▸ **TASK BRIEF**: Work out how many lines hold the string "konkrete". The answer is a single number, nothing more.

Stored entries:

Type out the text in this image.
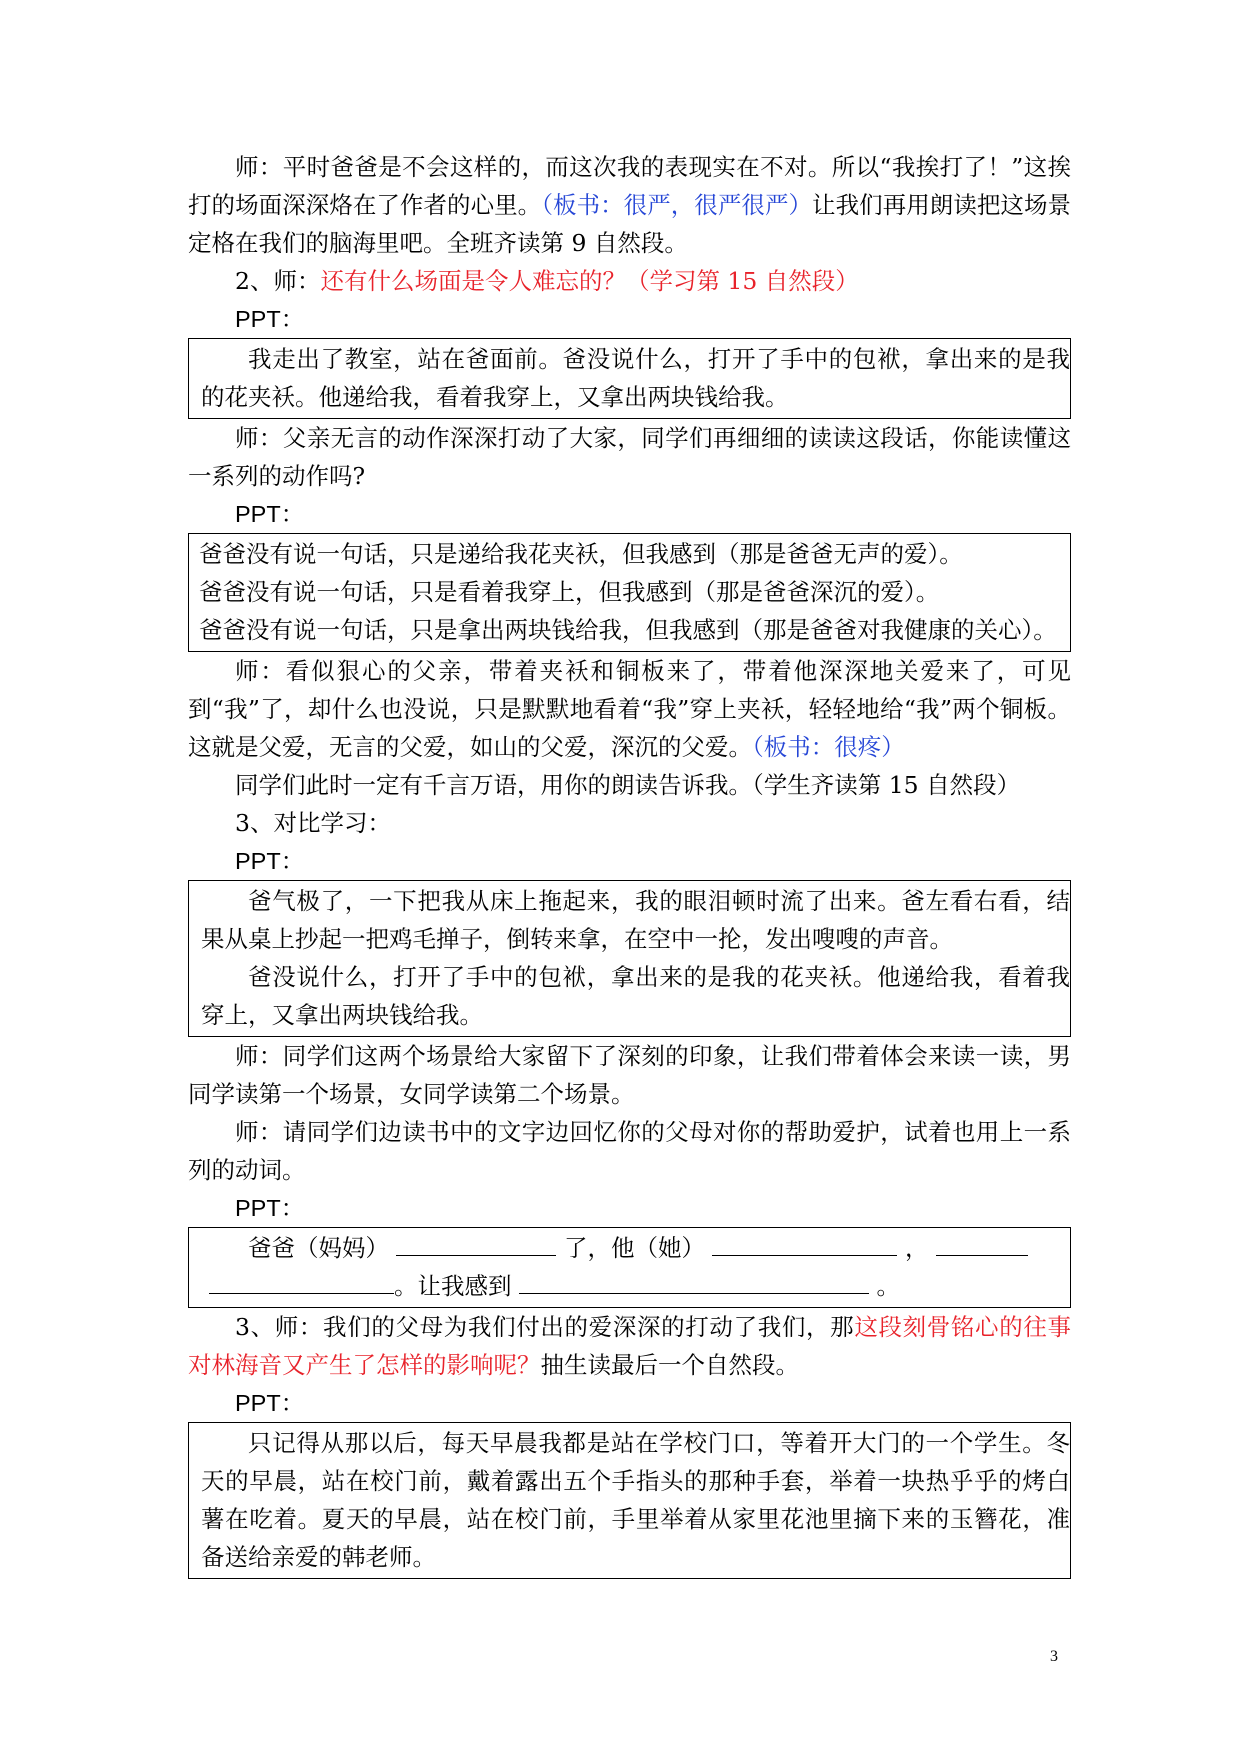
师：平时爸爸是不会这样的，而这次我的表现实在不对。所以“我挨打了！”这挨打的场面深深烙在了作者的心里。（板书：很严，很严很严）让我们再用朗读把这场景定格在我们的脑海里吧。全班齐读第 9 自然段。

2、师：还有什么场面是令人难忘的？（学习第 15 自然段）

PPT：

我走出了教室，站在爸面前。爸没说什么，打开了手中的包袱，拿出来的是我的花夹袄。他递给我，看着我穿上，又拿出两块钱给我。

师：父亲无言的动作深深打动了大家，同学们再细细的读读这段话，你能读懂这一系列的动作吗?

PPT：

爸爸没有说一句话，只是递给我花夹袄，但我感到（那是爸爸无声的爱）。

爸爸没有说一句话，只是看着我穿上，但我感到（那是爸爸深沉的爱）。

爸爸没有说一句话，只是拿出两块钱给我，但我感到（那是爸爸对我健康的关心）。

师：看似狠心的父亲，带着夹袄和铜板来了，带着他深深地关爱来了，可见到“我”了，却什么也没说，只是默默地看着“我”穿上夹袄，轻轻地给“我”两个铜板。这就是父爱，无言的父爱，如山的父爱，深沉的父爱。（板书：很疼）

同学们此时一定有千言万语，用你的朗读告诉我。（学生齐读第 15 自然段）

3、对比学习：

PPT：

爸气极了，一下把我从床上拖起来，我的眼泪顿时流了出来。爸左看右看，结果从桌上抄起一把鸡毛掸子，倒转来拿，在空中一抡，发出嗖嗖的声音。

爸没说什么，打开了手中的包袱，拿出来的是我的花夹袄。他递给我，看着我穿上，又拿出两块钱给我。

师：同学们这两个场景给大家留下了深刻的印象，让我们带着体会来读一读，男同学读第一个场景，女同学读第二个场景。

师：请同学们边读书中的文字边回忆你的父母对你的帮助爱护，试着也用上一系列的动词。

PPT：

爸爸（妈妈）	了，他（她）	，

。让我感到	。

3、师：我们的父母为我们付出的爱深深的打动了我们，那这段刻骨铭心的往事对林海音又产生了怎样的影响呢？抽生读最后一个自然段。

PPT：

只记得从那以后，每天早晨我都是站在学校门口，等着开大门的一个学生。冬天的早晨，站在校门前，戴着露出五个手指头的那种手套，举着一块热乎乎的烤白薯在吃着。夏天的早晨，站在校门前，手里举着从家里花池里摘下来的玉簪花，准备送给亲爱的韩老师。

3
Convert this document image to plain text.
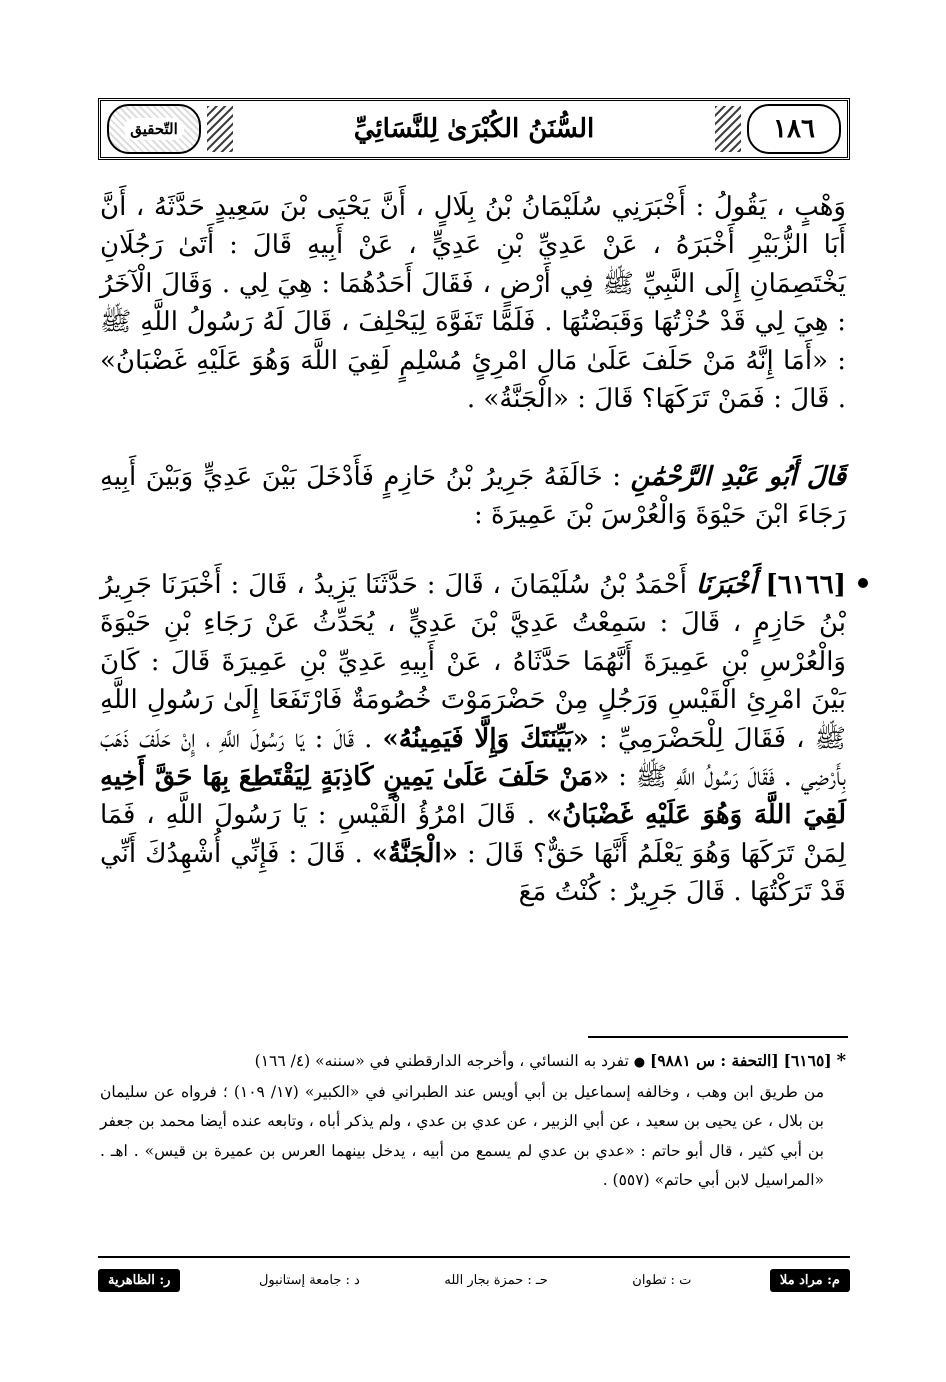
التّحقيق	السُّنَنُ الكُبْرَىٰ لِلنَّسَائِيِّ	١٨٦

وَهْبٍ ، يَقُولُ : أَخْبَرَنِي سُلَيْمَانُ بْنُ بِلَالٍ ، أَنَّ يَحْيَى بْنَ سَعِيدٍ حَدَّثَهُ ، أَنَّ أَبَا الزُّبَيْرِ أَخْبَرَهُ ، عَنْ عَدِيِّ بْنِ عَدِيٍّ ، عَنْ أَبِيهِ قَالَ : أَتَىٰ رَجُلَانِ يَخْتَصِمَانِ إِلَى النَّبِيِّ ﷺ فِي أَرْضٍ ، فَقَالَ أَحَدُهُمَا : هِيَ لِي . وَقَالَ الْآخَرُ : هِيَ لِي قَدْ حُزْتُهَا وَقَبَضْتُهَا . فَلَمَّا تَفَوَّهَ لِيَحْلِفَ ، قَالَ لَهُ رَسُولُ اللَّهِ ﷺ : «أَمَا إِنَّهُ مَنْ حَلَفَ عَلَىٰ مَالِ امْرِئٍ مُسْلِمٍ لَقِيَ اللَّهَ وَهُوَ عَلَيْهِ غَضْبَانُ» . قَالَ : فَمَنْ تَرَكَهَا؟ قَالَ : «الْجَنَّةُ» .

قَالَ أَبُو عَبْدِ الرَّحْمَٰنِ : خَالَفَهُ جَرِيرُ بْنُ حَازِمٍ فَأَدْخَلَ بَيْنَ عَدِيٍّ وَبَيْنَ أَبِيهِ رَجَاءَ ابْنَ حَيْوَةَ وَالْعُرْسَ بْنَ عَمِيرَةَ :

[٦١٦٦] أَخْبَرَنَا أَحْمَدُ بْنُ سُلَيْمَانَ ، قَالَ : حَدَّثَنَا يَزِيدُ ، قَالَ : أَخْبَرَنَا جَرِيرُ بْنُ حَازِمٍ ، قَالَ : سَمِعْتُ عَدِيَّ بْنَ عَدِيٍّ ، يُحَدِّثُ عَنْ رَجَاءِ بْنِ حَيْوَةَ وَالْعُرْسِ بْنِ عَمِيرَةَ أَنَّهُمَا حَدَّثَاهُ ، عَنْ أَبِيهِ عَدِيِّ بْنِ عَمِيرَةَ قَالَ : كَانَ بَيْنَ امْرِئِ الْقَيْسِ وَرَجُلٍ مِنْ حَضْرَمَوْتَ خُصُومَةٌ فَارْتَفَعَا إِلَىٰ رَسُولِ اللَّهِ ﷺ ، فَقَالَ لِلْحَضْرَمِيِّ : «بَيِّنَتَكَ وَإِلَّا فَيَمِينُهُ» . قَالَ : يَا رَسُولَ اللَّهِ ، إِنْ حَلَفَ ذَهَبَ بِأَرْضِي . فَقَالَ رَسُولُ اللَّهِ ﷺ : «مَنْ حَلَفَ عَلَىٰ يَمِينٍ كَاذِبَةٍ لِيَقْتَطِعَ بِهَا حَقَّ أَخِيهِ لَقِيَ اللَّهَ وَهُوَ عَلَيْهِ غَضْبَانُ» . قَالَ امْرُؤُ الْقَيْسِ : يَا رَسُولَ اللَّهِ ، فَمَا لِمَنْ تَرَكَهَا وَهُوَ يَعْلَمُ أَنَّهَا حَقٌّ؟ قَالَ : «الْجَنَّةُ» . قَالَ : فَإِنِّي أُشْهِدُكَ أَنِّي قَدْ تَرَكْتُهَا . قَالَ جَرِيرٌ : كُنْتُ مَعَ

* [٦١٦٥] [التحفة : س ٩٨٨١] ● تفرد به النسائي ، وأخرجه الدارقطني في «سننه» (٤/ ١٦٦)
من طريق ابن وهب ، وخالفه إسماعيل بن أبي أويس عند الطبراني في «الكبير» (١٧/ ١٠٩) ؛ فرواه عن سليمان بن بلال ، عن يحيى بن سعيد ، عن أبي الزبير ، عن عدي بن عدي ، ولم يذكر أباه ، وتابعه عنده أيضا محمد بن جعفر بن أبي كثير ، قال أبو حاتم : «عدي بن عدي لم يسمع من أبيه ، يدخل بينهما العرس بن عميرة بن قيس» . اهـ . «المراسيل لابن أبي حاتم» (٥٥٧) .
م: مراد ملا
ت : تطوان
حـ : حمزة بجار الله
د : جامعة إستانبول
ر: الظاهرية
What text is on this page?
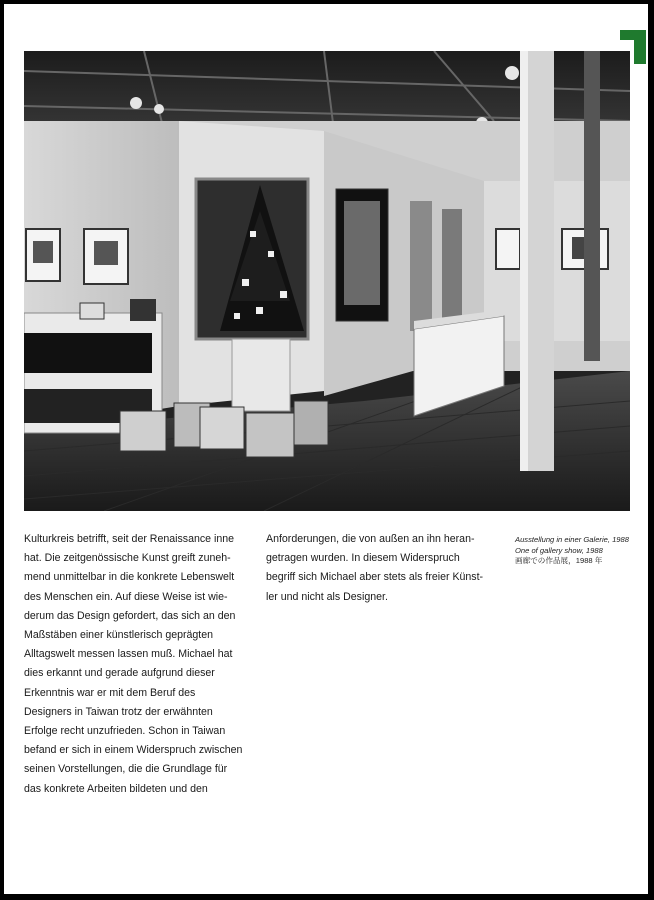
Kulturkreis betrifft, seit der Renaissance inne
hat. Die zeitgenössische Kunst greift zuneh-
mend unmittelbar in die konkrete Lebenswelt
des Menschen ein. Auf diese Weise ist wie-
derum das Design gefordert, das sich an den
Maßstäben einer künstlerisch geprägten
Alltagswelt messen lassen muß. Michael hat
dies erkannt und gerade aufgrund dieser
Erkenntnis war er mit dem Beruf des
Designers in Taiwan trotz der erwähnten
Erfolge recht unzufrieden. Schon in Taiwan
befand er sich in einem Widerspruch zwischen
seinen Vorstellungen, die die Grundlage für
das konkrete Arbeiten bildeten und den
Anforderungen, die von außen an ihn heran-
getragen wurden. In diesem Widerspruch
begriff sich Michael aber stets als freier Künst-
ler und nicht als Designer.
Ausstellung in einer Galerie, 1988
One of gallery show, 1988
画廊での作品展，1988 年
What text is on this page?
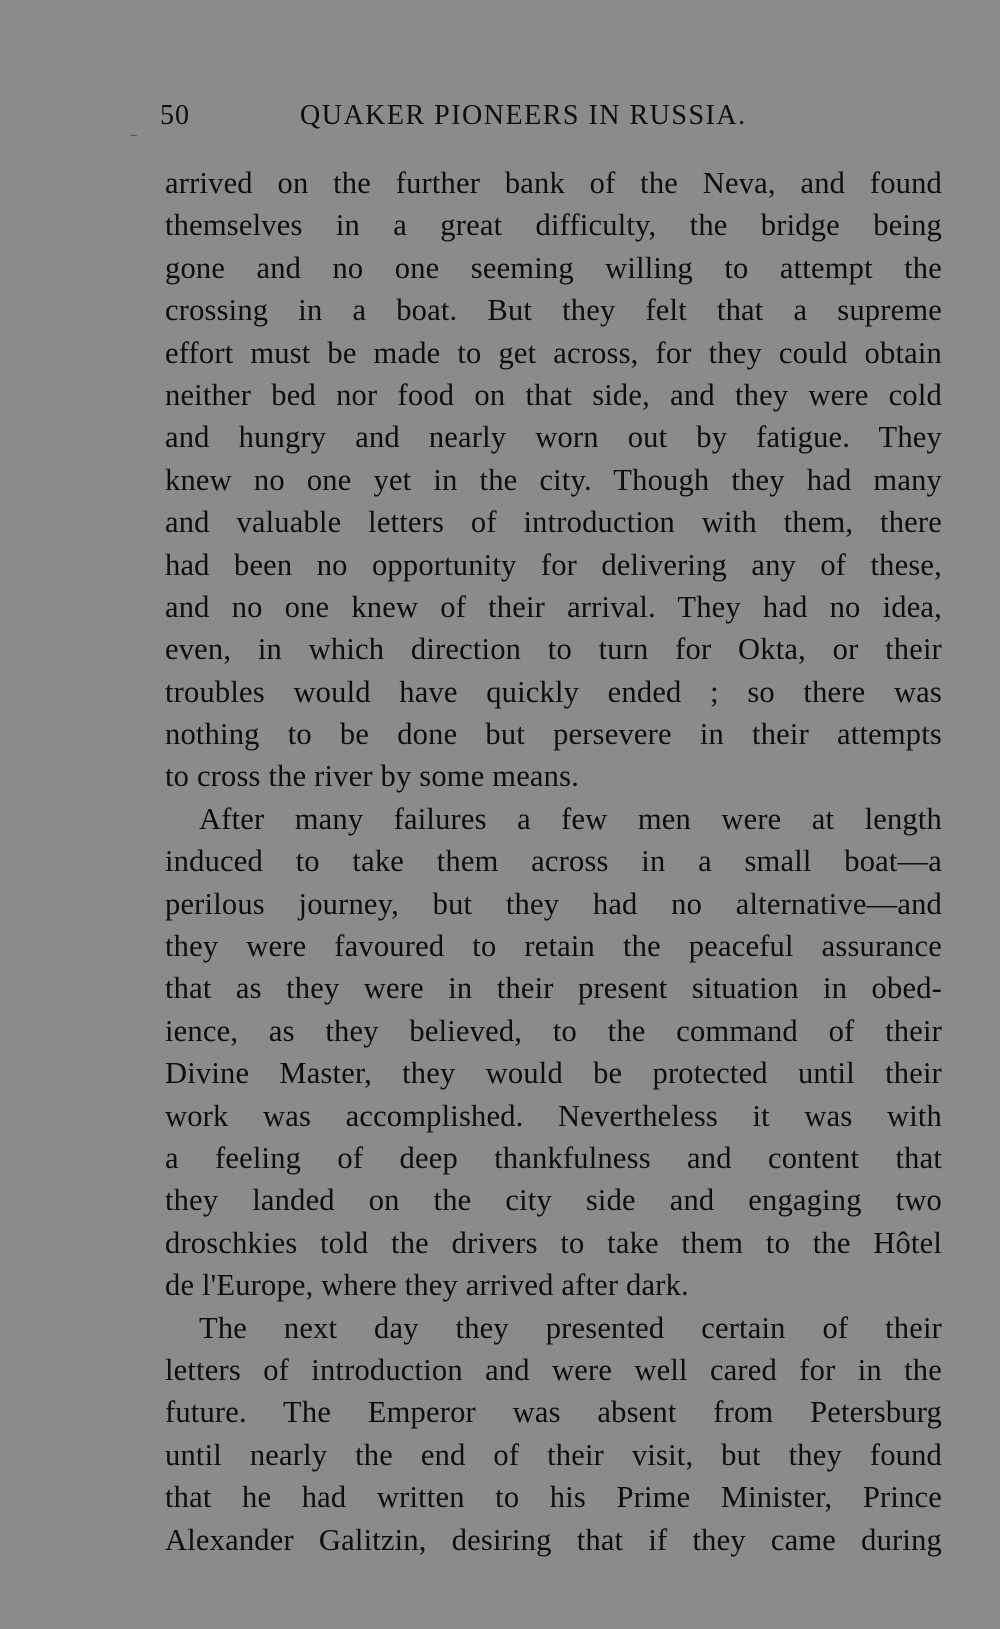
50	QUAKER PIONEERS IN RUSSIA.
arrived on the further bank of the Neva, and found
themselves in a great difficulty, the bridge being
gone and no one seeming willing to attempt the
crossing in a boat. But they felt that a supreme
effort must be made to get across, for they could obtain
neither bed nor food on that side, and they were cold
and hungry and nearly worn out by fatigue. They
knew no one yet in the city. Though they had many
and valuable letters of introduction with them, there
had been no opportunity for delivering any of these,
and no one knew of their arrival. They had no idea,
even, in which direction to turn for Okta, or their
troubles would have quickly ended ; so there was
nothing to be done but persevere in their attempts
to cross the river by some means.
After many failures a few men were at length
induced to take them across in a small boat—a
perilous journey, but they had no alternative—and
they were favoured to retain the peaceful assurance
that as they were in their present situation in obed-
ience, as they believed, to the command of their
Divine Master, they would be protected until their
work was accomplished. Nevertheless it was with
a feeling of deep thankfulness and content that
they landed on the city side and engaging two
droschkies told the drivers to take them to the Hôtel
de l'Europe, where they arrived after dark.
The next day they presented certain of their
letters of introduction and were well cared for in the
future. The Emperor was absent from Petersburg
until nearly the end of their visit, but they found
that he had written to his Prime Minister, Prince
Alexander Galitzin, desiring that if they came during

▸ **TASK RESPONSE**: 2